Print the listing that follows, character for character.

———

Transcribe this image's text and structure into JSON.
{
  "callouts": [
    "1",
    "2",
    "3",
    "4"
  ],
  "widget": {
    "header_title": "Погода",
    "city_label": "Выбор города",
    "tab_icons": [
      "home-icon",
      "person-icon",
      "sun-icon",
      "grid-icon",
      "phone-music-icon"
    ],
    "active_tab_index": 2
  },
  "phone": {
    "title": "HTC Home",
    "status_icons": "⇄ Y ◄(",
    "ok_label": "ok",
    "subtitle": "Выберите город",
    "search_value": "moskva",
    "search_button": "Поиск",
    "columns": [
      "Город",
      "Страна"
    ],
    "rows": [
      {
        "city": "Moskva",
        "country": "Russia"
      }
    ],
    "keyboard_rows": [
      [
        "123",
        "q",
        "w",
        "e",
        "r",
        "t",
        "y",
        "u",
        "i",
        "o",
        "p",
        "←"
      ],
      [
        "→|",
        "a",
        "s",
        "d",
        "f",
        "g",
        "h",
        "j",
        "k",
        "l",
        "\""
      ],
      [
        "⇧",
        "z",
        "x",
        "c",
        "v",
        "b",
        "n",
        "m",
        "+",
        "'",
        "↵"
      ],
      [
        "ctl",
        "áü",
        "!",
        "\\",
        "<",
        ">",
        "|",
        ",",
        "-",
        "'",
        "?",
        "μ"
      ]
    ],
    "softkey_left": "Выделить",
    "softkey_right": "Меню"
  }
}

———

(Answer to the problem):
Transcribe this image's text and structure into JSON.
{
  "callouts": [
    "1",
    "2",
    "3",
    "4"
  ],
  "widget": {
    "header_title": "Погода",
    "city_label": "Выбор города",
    "tab_icons": [
      "home-icon",
      "person-icon",
      "sun-icon",
      "grid-icon",
      "phone-music-icon"
    ],
    "active_tab_index": 2
  },
  "phone": {
    "title": "HTC Home",
    "status_icons": "⇄ Y ◄(",
    "ok_label": "ok",
    "subtitle": "Выберите город",
    "search_value": "moskva",
    "search_button": "Поиск",
    "columns": [
      "Город",
      "Страна"
    ],
    "rows": [
      {
        "city": "Moskva",
        "country": "Russia"
      }
    ],
    "keyboard_rows": [
      [
        "123",
        "q",
        "w",
        "e",
        "r",
        "t",
        "y",
        "u",
        "i",
        "o",
        "p",
        "←"
      ],
      [
        "→|",
        "a",
        "s",
        "d",
        "f",
        "g",
        "h",
        "j",
        "k",
        "l",
        "\""
      ],
      [
        "⇧",
        "z",
        "x",
        "c",
        "v",
        "b",
        "n",
        "m",
        "+",
        "'",
        "↵"
      ],
      [
        "ctl",
        "áü",
        "!",
        "\\",
        "<",
        ">",
        "|",
        ",",
        "-",
        "'",
        "?",
        "μ"
      ]
    ],
    "softkey_left": "Выделить",
    "softkey_right": "Меню"
  }
}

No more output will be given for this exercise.